- Data for this task -
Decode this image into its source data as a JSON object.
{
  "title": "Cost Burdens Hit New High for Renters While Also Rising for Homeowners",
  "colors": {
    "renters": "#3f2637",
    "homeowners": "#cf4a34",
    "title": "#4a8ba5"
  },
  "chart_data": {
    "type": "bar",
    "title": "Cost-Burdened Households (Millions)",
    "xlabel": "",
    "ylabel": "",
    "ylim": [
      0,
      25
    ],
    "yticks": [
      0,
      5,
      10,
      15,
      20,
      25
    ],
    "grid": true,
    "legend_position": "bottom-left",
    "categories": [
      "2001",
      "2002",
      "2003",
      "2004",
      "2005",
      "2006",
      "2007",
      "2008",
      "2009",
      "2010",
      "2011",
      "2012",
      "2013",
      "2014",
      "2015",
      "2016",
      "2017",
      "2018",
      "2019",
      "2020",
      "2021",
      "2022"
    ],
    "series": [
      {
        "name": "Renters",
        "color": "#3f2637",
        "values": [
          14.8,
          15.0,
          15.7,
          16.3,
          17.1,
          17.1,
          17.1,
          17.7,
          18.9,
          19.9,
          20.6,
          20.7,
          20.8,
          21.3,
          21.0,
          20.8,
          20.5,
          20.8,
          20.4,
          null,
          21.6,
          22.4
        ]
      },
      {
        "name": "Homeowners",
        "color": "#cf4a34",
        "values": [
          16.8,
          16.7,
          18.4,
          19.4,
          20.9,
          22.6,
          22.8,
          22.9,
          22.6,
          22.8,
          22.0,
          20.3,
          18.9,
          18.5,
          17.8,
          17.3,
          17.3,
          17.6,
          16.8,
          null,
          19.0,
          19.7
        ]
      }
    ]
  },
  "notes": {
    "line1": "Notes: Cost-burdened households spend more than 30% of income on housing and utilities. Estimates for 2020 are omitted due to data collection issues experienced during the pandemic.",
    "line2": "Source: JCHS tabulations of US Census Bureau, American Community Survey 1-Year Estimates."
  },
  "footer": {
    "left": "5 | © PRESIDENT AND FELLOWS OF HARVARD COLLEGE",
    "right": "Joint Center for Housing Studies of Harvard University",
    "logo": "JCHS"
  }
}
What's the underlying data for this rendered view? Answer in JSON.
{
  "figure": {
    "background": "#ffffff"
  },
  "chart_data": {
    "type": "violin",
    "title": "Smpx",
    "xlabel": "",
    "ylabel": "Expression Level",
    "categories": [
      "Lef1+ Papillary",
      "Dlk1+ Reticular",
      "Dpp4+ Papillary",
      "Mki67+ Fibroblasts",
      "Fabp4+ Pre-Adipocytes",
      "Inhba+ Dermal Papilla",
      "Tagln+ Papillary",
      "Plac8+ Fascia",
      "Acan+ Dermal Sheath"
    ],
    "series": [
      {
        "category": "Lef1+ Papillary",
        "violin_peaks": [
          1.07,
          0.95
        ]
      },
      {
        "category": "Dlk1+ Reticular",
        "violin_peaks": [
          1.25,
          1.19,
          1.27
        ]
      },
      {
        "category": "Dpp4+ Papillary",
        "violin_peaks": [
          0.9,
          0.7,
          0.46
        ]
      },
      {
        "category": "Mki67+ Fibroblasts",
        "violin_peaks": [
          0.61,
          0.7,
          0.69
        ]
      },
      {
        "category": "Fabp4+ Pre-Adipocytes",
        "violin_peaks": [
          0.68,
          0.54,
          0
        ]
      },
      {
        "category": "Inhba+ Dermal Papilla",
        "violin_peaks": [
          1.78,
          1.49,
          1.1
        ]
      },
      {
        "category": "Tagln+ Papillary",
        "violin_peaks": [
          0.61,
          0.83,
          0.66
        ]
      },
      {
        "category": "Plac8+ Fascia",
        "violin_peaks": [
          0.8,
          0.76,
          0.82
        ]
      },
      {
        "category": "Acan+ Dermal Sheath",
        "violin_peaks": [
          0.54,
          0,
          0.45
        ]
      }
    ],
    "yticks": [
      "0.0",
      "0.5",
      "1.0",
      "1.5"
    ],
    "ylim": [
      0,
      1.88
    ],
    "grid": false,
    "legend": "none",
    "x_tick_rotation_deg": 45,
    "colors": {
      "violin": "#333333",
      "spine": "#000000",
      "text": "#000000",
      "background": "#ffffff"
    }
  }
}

- Problem description -
Scan the material above for the word "Tagln". Copy each line where it occurs.

- Solution -
      "Tagln+ Papillary",
        "category": "Tagln+ Papillary",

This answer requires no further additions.